(Records excerpted from a collection)

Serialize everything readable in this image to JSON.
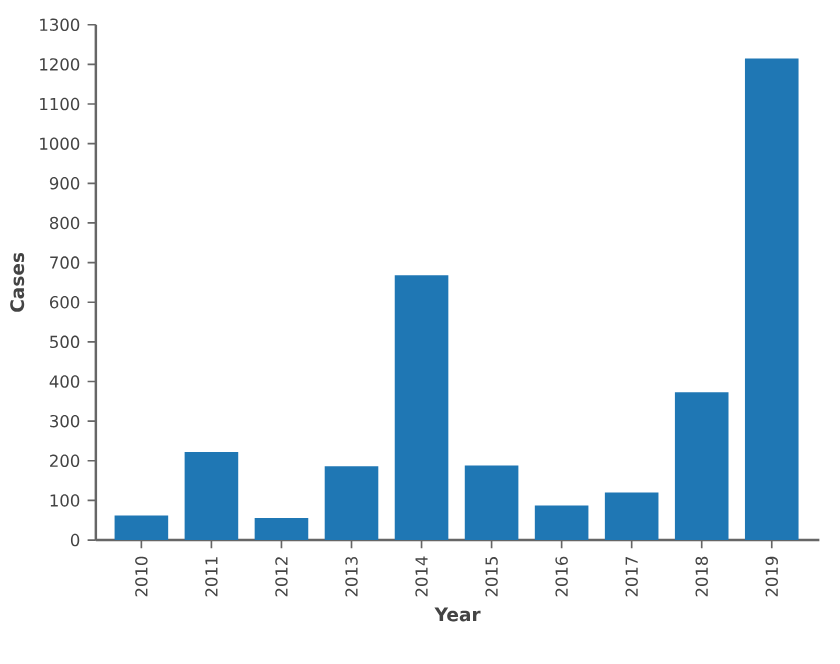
{
  "chart_data": {
    "type": "bar",
    "xlabel": "Year",
    "ylabel": "Cases",
    "categories": [
      "2010",
      "2011",
      "2012",
      "2013",
      "2014",
      "2015",
      "2016",
      "2017",
      "2018",
      "2019"
    ],
    "values": [
      62,
      222,
      56,
      186,
      668,
      188,
      87,
      120,
      373,
      1215
    ],
    "color": "#1f77b4",
    "ylim": [
      0,
      1300
    ],
    "yticks": [
      0,
      100,
      200,
      300,
      400,
      500,
      600,
      700,
      800,
      900,
      1000,
      1100,
      1200,
      1300
    ]
  }
}
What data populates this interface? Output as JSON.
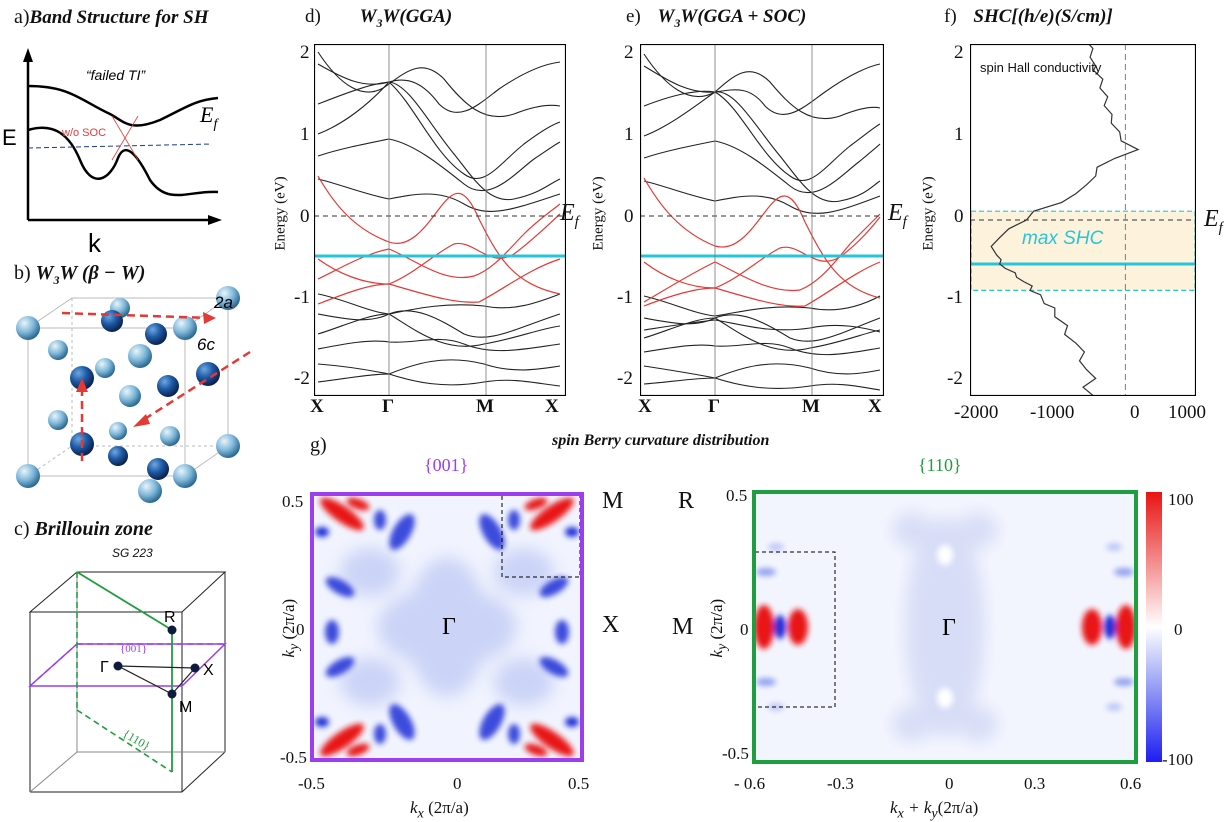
{
  "panel_a": {
    "letter": "a)",
    "title": "Band Structure for SH",
    "failed_label": "“failed TI”",
    "ef_label": "E",
    "ef_sub": "f",
    "wo_soc": "w/o SOC",
    "axis_e": "E",
    "axis_k": "k"
  },
  "panel_b": {
    "letter": "b)",
    "title_main": "W",
    "title_sub": "3",
    "title_rest": "W (β − W)",
    "site_2a": "2a",
    "site_6c": "6c"
  },
  "panel_c": {
    "letter": "c)",
    "title": "Brillouin zone",
    "space_group": "SG 223",
    "points": {
      "R": "R",
      "Gamma": "Γ",
      "X": "X",
      "M": "M"
    },
    "plane_001": "{001}",
    "plane_110": "{110}"
  },
  "panel_d": {
    "letter": "d)",
    "title": "W",
    "title_sub": "3",
    "title_rest": "W(GGA)",
    "ylabel": "Energy (eV)",
    "yticks": [
      "2",
      "1",
      "0",
      "-1",
      "-2"
    ],
    "kpoints": [
      "X",
      "Γ",
      "M",
      "X"
    ],
    "ef": "E",
    "ef_sub": "f"
  },
  "panel_e": {
    "letter": "e)",
    "title": "W",
    "title_sub": "3",
    "title_rest": "W(GGA + SOC)",
    "ylabel": "Energy (eV)",
    "yticks": [
      "2",
      "1",
      "0",
      "-1",
      "-2"
    ],
    "kpoints": [
      "X",
      "Γ",
      "M",
      "X"
    ],
    "ef": "E",
    "ef_sub": "f"
  },
  "panel_f": {
    "letter": "f)",
    "title": "SHC[(h/e)(S/cm)]",
    "inner_label": "spin Hall conductivity",
    "ylabel": "Energy (eV)",
    "yticks": [
      "2",
      "1",
      "0",
      "-1",
      "-2"
    ],
    "xticks": [
      "-2000",
      "-1000",
      "0",
      "1000"
    ],
    "band_label": "max SHC",
    "ef": "E",
    "ef_sub": "f"
  },
  "panel_g": {
    "letter": "g)",
    "title": "spin Berry curvature distribution",
    "map1": {
      "title": "{001}",
      "xlabel": "k",
      "xlabel_sub": "x",
      "xlabel_unit": " (2π/a)",
      "ylabel": "k",
      "ylabel_sub": "y",
      "ylabel_unit": " (2π/a)",
      "xticks": [
        "-0.5",
        "0",
        "0.5"
      ],
      "yticks": [
        "0.5",
        "0",
        "-0.5"
      ],
      "points": {
        "M": "M",
        "X": "X",
        "Gamma": "Γ"
      }
    },
    "map2": {
      "title": "{110}",
      "xlabel": "k",
      "xlabel_sub": "x",
      "xlabel_mid": " + k",
      "xlabel_sub2": "y",
      "xlabel_unit": "(2π/a)",
      "ylabel": "k",
      "ylabel_sub": "y",
      "ylabel_unit": " (2π/a)",
      "xticks": [
        "- 0.6",
        "-0.3",
        "0",
        "0.3",
        "0.6"
      ],
      "yticks": [
        "0.5",
        "0",
        "-0.5"
      ],
      "points": {
        "R": "R",
        "M": "M",
        "Gamma": "Γ"
      }
    },
    "colorbar": {
      "ticks": [
        "100",
        "0",
        "-100"
      ]
    }
  },
  "colors": {
    "red_band": "#e53935",
    "cyan": "#26c6da",
    "purple": "#9c3ef0",
    "green": "#1e9e3e",
    "shc_fill": "#fdf3dc"
  },
  "chart_data": [
    {
      "type": "line",
      "panel": "f",
      "title": "SHC[(h/e)(S/cm)]",
      "xlabel": "",
      "ylabel": "Energy (eV)",
      "xlim": [
        -2200,
        1000
      ],
      "ylim": [
        -2,
        2
      ],
      "series": [
        {
          "x": [
            -450,
            -600,
            -420,
            -550,
            -650,
            -580,
            -700,
            -860,
            -820,
            -1000,
            -1000,
            -1150,
            -1200,
            -1350,
            -1320,
            -1440,
            -1540,
            -1560,
            -1700,
            -1780,
            -1760,
            -1820,
            -1900,
            -1780,
            -1650,
            -1400,
            -1300,
            -900,
            -700,
            -550,
            -420,
            -400,
            -150,
            180,
            -60,
            -80,
            -200,
            -190,
            -300,
            -250,
            -360,
            -320,
            -450,
            -420,
            -500,
            -460,
            -520
          ],
          "y": [
            -2.0,
            -1.9,
            -1.8,
            -1.7,
            -1.6,
            -1.5,
            -1.4,
            -1.3,
            -1.2,
            -1.1,
            -1.0,
            -0.95,
            -0.85,
            -0.8,
            -0.75,
            -0.7,
            -0.65,
            -0.6,
            -0.55,
            -0.5,
            -0.45,
            -0.4,
            -0.3,
            -0.2,
            -0.1,
            0.0,
            0.1,
            0.2,
            0.3,
            0.4,
            0.5,
            0.6,
            0.7,
            0.8,
            0.9,
            1.0,
            1.1,
            1.2,
            1.3,
            1.4,
            1.5,
            1.6,
            1.7,
            1.75,
            1.85,
            1.95,
            2.0
          ]
        }
      ],
      "annotations": [
        "max SHC",
        "spin Hall conductivity"
      ],
      "highlight_band": [
        -0.8,
        0.1
      ],
      "line_marker_y": -0.5
    }
  ]
}
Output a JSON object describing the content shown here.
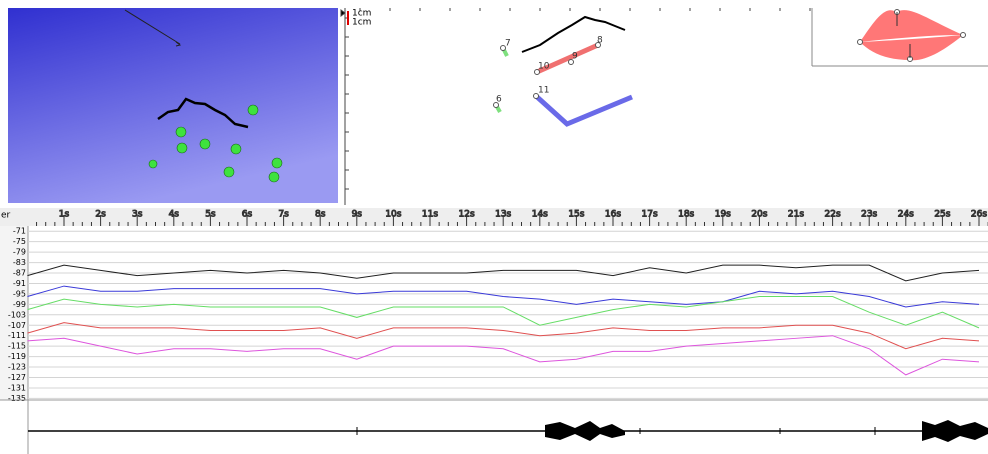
{
  "scale_labels": [
    "1cm",
    "1cm"
  ],
  "sensor_labels": [
    "7",
    "8",
    "9",
    "10",
    "6",
    "11"
  ],
  "time_axis": {
    "labels": [
      "1s",
      "2s",
      "3s",
      "4s",
      "5s",
      "6s",
      "7s",
      "8s",
      "9s",
      "10s",
      "11s",
      "12s",
      "13s",
      "14s",
      "15s",
      "16s",
      "17s",
      "18s",
      "19s",
      "20s",
      "21s",
      "22s",
      "23s",
      "24s",
      "25s",
      "26s"
    ]
  },
  "trace_panel": {
    "clipped_label": "er",
    "ylim": [
      -69,
      -136
    ],
    "yticks": [
      -71,
      -75,
      -79,
      -83,
      -87,
      -91,
      -95,
      -99,
      -103,
      -107,
      -111,
      -115,
      -119,
      -123,
      -127,
      -131,
      -135
    ],
    "grid": true,
    "x": [
      0,
      1,
      2,
      3,
      4,
      5,
      6,
      7,
      8,
      9,
      10,
      11,
      12,
      13,
      14,
      15,
      16,
      17,
      18,
      19,
      20,
      21,
      22,
      23,
      24,
      25,
      26
    ],
    "traces": [
      {
        "color": "#202020",
        "values": [
          -88,
          -84,
          -86,
          -88,
          -87,
          -86,
          -87,
          -86,
          -87,
          -89,
          -87,
          -87,
          -87,
          -86,
          -86,
          -86,
          -88,
          -85,
          -87,
          -84,
          -84,
          -85,
          -84,
          -84,
          -90,
          -87,
          -86
        ]
      },
      {
        "color": "#3a3ad8",
        "values": [
          -96,
          -92,
          -94,
          -94,
          -93,
          -93,
          -93,
          -93,
          -93,
          -95,
          -94,
          -94,
          -94,
          -96,
          -97,
          -99,
          -97,
          -98,
          -99,
          -98,
          -94,
          -95,
          -94,
          -96,
          -100,
          -98,
          -99
        ]
      },
      {
        "color": "#66dd66",
        "values": [
          -101,
          -97,
          -99,
          -100,
          -99,
          -100,
          -100,
          -100,
          -100,
          -104,
          -100,
          -100,
          -100,
          -100,
          -107,
          -104,
          -101,
          -99,
          -100,
          -98,
          -96,
          -96,
          -96,
          -102,
          -107,
          -102,
          -108
        ]
      },
      {
        "color": "#e05050",
        "values": [
          -110,
          -106,
          -108,
          -108,
          -108,
          -109,
          -109,
          -109,
          -108,
          -112,
          -108,
          -108,
          -108,
          -109,
          -111,
          -110,
          -108,
          -109,
          -109,
          -108,
          -108,
          -107,
          -107,
          -110,
          -116,
          -112,
          -113
        ]
      },
      {
        "color": "#dd55dd",
        "values": [
          -113,
          -112,
          -115,
          -118,
          -116,
          -116,
          -117,
          -116,
          -116,
          -120,
          -115,
          -115,
          -115,
          -116,
          -121,
          -120,
          -117,
          -117,
          -115,
          -114,
          -113,
          -112,
          -111,
          -116,
          -126,
          -120,
          -121
        ]
      }
    ]
  }
}
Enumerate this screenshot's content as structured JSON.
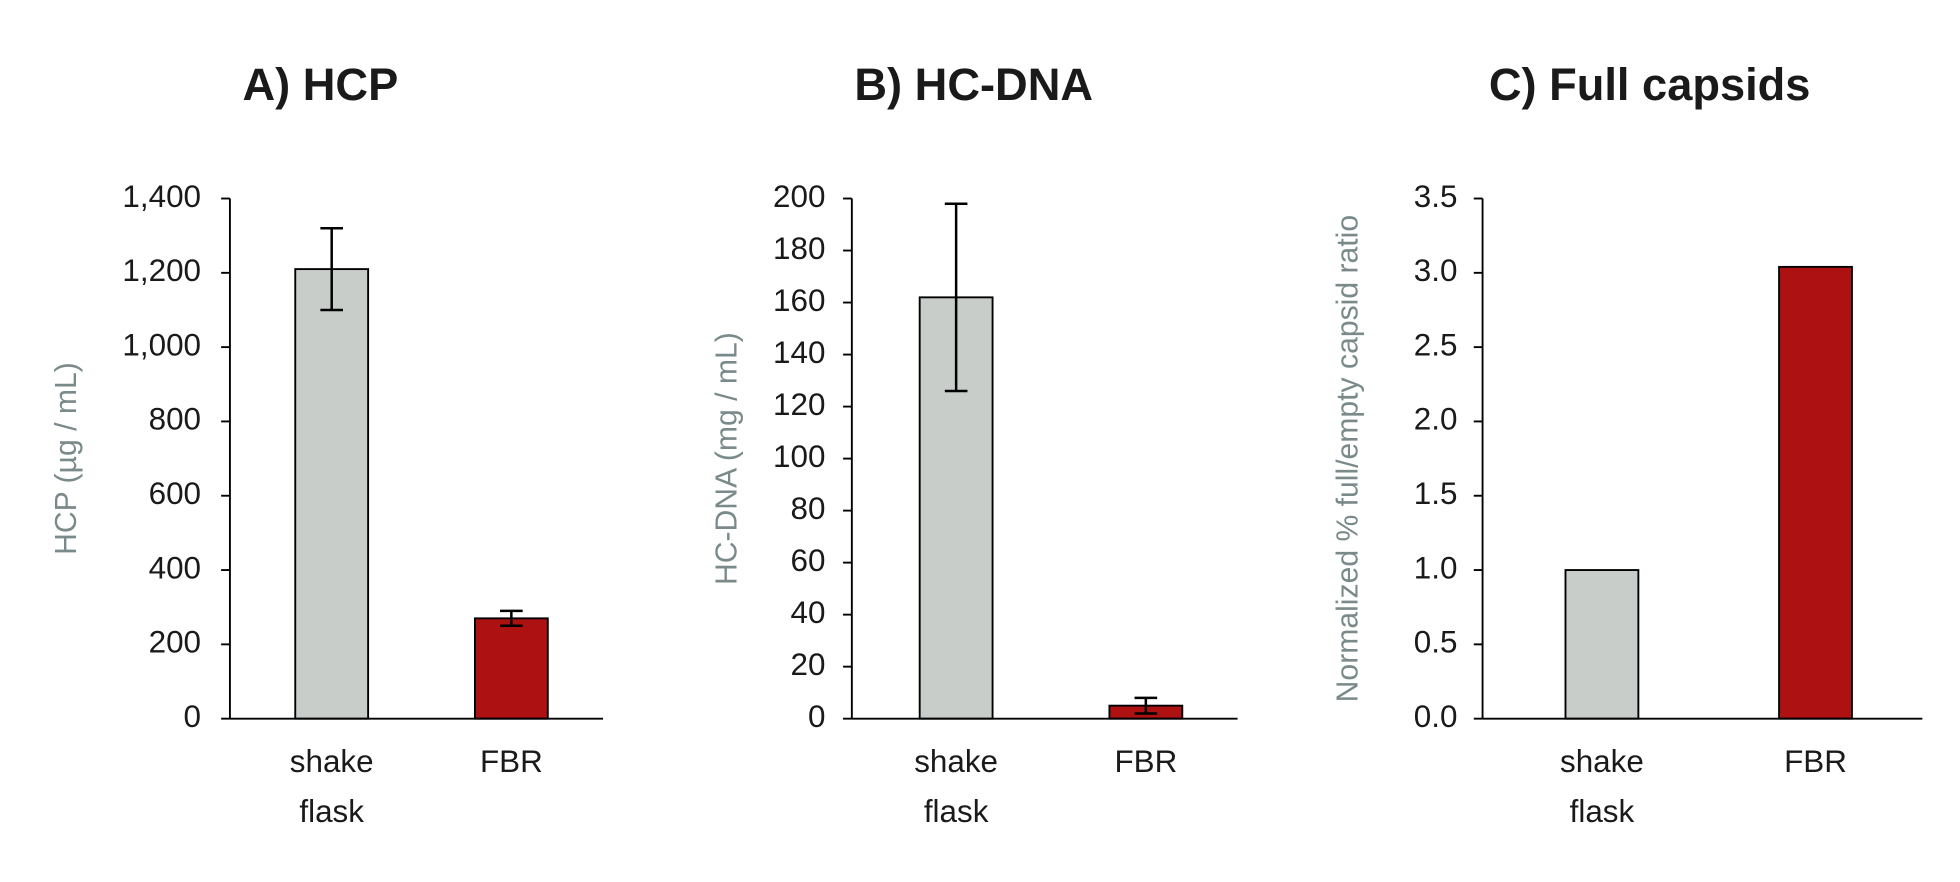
{
  "chart_data": [
    {
      "type": "bar",
      "title": "A) HCP",
      "y_label": "HCP (µg / mL)",
      "categories": [
        "shake flask",
        "FBR"
      ],
      "values": [
        1210,
        270
      ],
      "errors": [
        110,
        20
      ],
      "colors": [
        "#c9cdca",
        "#ae1111"
      ],
      "ylim": [
        0,
        1400
      ],
      "yticks": [
        0,
        200,
        400,
        600,
        800,
        {
          "value": 1000,
          "label": "1,000"
        },
        {
          "value": 1200,
          "label": "1,200"
        },
        {
          "value": 1400,
          "label": "1,400"
        }
      ]
    },
    {
      "type": "bar",
      "title": "B) HC-DNA",
      "y_label": "HC-DNA (mg / mL)",
      "categories": [
        "shake flask",
        "FBR"
      ],
      "values": [
        162,
        5
      ],
      "errors": [
        36,
        3
      ],
      "colors": [
        "#c9cdca",
        "#ae1111"
      ],
      "ylim": [
        0,
        200
      ],
      "yticks": [
        0,
        20,
        40,
        60,
        80,
        100,
        120,
        140,
        160,
        180,
        200
      ]
    },
    {
      "type": "bar",
      "title": "C) Full capsids",
      "y_label": "Normalized % full/empty capsid ratio",
      "categories": [
        "shake flask",
        "FBR"
      ],
      "values": [
        1.0,
        3.04
      ],
      "colors": [
        "#c9cdca",
        "#ae1111"
      ],
      "ylim": [
        0,
        3.5
      ],
      "yticks": [
        {
          "value": 0,
          "label": "0.0"
        },
        0.5,
        {
          "value": 1,
          "label": "1.0"
        },
        1.5,
        {
          "value": 2,
          "label": "2.0"
        },
        2.5,
        {
          "value": 3,
          "label": "3.0"
        },
        3.5
      ]
    }
  ]
}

### Task statement
Answer with one number only: how many lines above contain the word "this".

### Response to the exercise
3